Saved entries
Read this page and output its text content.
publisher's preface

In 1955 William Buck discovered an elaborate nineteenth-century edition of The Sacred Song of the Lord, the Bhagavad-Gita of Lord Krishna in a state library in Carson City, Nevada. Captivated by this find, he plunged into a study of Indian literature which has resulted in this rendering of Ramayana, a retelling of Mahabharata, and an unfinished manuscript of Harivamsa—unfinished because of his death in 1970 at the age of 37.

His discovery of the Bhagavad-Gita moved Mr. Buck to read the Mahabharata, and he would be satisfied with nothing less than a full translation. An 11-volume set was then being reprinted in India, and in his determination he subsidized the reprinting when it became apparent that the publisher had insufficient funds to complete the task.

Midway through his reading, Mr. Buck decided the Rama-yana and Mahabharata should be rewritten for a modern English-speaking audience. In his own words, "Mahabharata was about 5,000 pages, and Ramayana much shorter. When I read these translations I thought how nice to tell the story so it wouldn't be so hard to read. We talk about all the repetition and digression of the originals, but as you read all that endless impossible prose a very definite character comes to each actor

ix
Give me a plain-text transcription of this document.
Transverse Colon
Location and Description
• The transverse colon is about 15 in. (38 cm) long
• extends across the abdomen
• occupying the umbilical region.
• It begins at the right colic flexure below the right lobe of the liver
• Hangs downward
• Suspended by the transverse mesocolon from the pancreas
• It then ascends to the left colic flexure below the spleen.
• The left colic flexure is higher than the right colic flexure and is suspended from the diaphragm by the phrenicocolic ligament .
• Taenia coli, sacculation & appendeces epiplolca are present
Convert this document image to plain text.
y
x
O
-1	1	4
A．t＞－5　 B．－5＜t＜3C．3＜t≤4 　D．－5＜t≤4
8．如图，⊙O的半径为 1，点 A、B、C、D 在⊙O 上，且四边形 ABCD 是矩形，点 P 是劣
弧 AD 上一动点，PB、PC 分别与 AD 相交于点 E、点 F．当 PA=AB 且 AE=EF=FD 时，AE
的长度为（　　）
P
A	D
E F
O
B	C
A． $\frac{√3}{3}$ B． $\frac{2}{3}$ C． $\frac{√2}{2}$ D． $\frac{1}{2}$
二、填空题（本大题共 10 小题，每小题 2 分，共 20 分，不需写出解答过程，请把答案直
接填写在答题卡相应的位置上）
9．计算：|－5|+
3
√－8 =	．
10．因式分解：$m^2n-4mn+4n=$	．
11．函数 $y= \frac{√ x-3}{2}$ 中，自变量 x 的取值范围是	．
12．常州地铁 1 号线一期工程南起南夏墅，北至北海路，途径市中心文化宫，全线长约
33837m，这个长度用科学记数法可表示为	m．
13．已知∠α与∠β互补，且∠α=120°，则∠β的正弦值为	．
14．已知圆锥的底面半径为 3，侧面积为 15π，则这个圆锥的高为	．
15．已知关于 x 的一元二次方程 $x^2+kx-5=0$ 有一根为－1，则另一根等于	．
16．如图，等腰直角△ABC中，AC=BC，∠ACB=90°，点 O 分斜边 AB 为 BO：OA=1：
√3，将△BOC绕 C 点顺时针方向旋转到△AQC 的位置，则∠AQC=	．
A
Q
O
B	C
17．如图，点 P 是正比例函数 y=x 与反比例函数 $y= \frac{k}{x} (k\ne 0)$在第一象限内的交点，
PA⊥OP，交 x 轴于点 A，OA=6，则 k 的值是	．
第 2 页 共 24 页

• Goal
Take the lines above and print them exactly.

• Solved exercise
Read this page and output its text content.
publisher's preface

In 1955 William Buck discovered an elaborate nineteenth-century edition of The Sacred Song of the Lord, the Bhagavad-Gita of Lord Krishna in a state library in Carson City, Nevada. Captivated by this find, he plunged into a study of Indian literature which has resulted in this rendering of Ramayana, a retelling of Mahabharata, and an unfinished manuscript of Harivamsa—unfinished because of his death in 1970 at the age of 37.

His discovery of the Bhagavad-Gita moved Mr. Buck to read the Mahabharata, and he would be satisfied with nothing less than a full translation. An 11-volume set was then being reprinted in India, and in his determination he subsidized the reprinting when it became apparent that the publisher had insufficient funds to complete the task.

Midway through his reading, Mr. Buck decided the Rama-yana and Mahabharata should be rewritten for a modern English-speaking audience. In his own words, "Mahabharata was about 5,000 pages, and Ramayana much shorter. When I read these translations I thought how nice to tell the story so it wouldn't be so hard to read. We talk about all the repetition and digression of the originals, but as you read all that endless impossible prose a very definite character comes to each actor

ix
Give me a plain-text transcription of this document.
Transverse Colon
Location and Description
• The transverse colon is about 15 in. (38 cm) long
• extends across the abdomen
• occupying the umbilical region.
• It begins at the right colic flexure below the right lobe of the liver
• Hangs downward
• Suspended by the transverse mesocolon from the pancreas
• It then ascends to the left colic flexure below the spleen.
• The left colic flexure is higher than the right colic flexure and is suspended from the diaphragm by the phrenicocolic ligament .
• Taenia coli, sacculation & appendeces epiplolca are present
Convert this document image to plain text.
y
x
O
-1	1	4
A．t＞－5　 B．－5＜t＜3C．3＜t≤4 　D．－5＜t≤4
8．如图，⊙O的半径为 1，点 A、B、C、D 在⊙O 上，且四边形 ABCD 是矩形，点 P 是劣
弧 AD 上一动点，PB、PC 分别与 AD 相交于点 E、点 F．当 PA=AB 且 AE=EF=FD 时，AE
的长度为（　　）
P
A	D
E F
O
B	C
A． $\frac{√3}{3}$ B． $\frac{2}{3}$ C． $\frac{√2}{2}$ D． $\frac{1}{2}$
二、填空题（本大题共 10 小题，每小题 2 分，共 20 分，不需写出解答过程，请把答案直
接填写在答题卡相应的位置上）
9．计算：|－5|+
3
√－8 =	．
10．因式分解：$m^2n-4mn+4n=$	．
11．函数 $y= \frac{√ x-3}{2}$ 中，自变量 x 的取值范围是	．
12．常州地铁 1 号线一期工程南起南夏墅，北至北海路，途径市中心文化宫，全线长约
33837m，这个长度用科学记数法可表示为	m．
13．已知∠α与∠β互补，且∠α=120°，则∠β的正弦值为	．
14．已知圆锥的底面半径为 3，侧面积为 15π，则这个圆锥的高为	．
15．已知关于 x 的一元二次方程 $x^2+kx-5=0$ 有一根为－1，则另一根等于	．
16．如图，等腰直角△ABC中，AC=BC，∠ACB=90°，点 O 分斜边 AB 为 BO：OA=1：
√3，将△BOC绕 C 点顺时针方向旋转到△AQC 的位置，则∠AQC=	．
A
Q
O
B	C
17．如图，点 P 是正比例函数 y=x 与反比例函数 $y= \frac{k}{x} (k\ne 0)$在第一象限内的交点，
PA⊥OP，交 x 轴于点 A，OA=6，则 k 的值是	．
第 2 页 共 24 页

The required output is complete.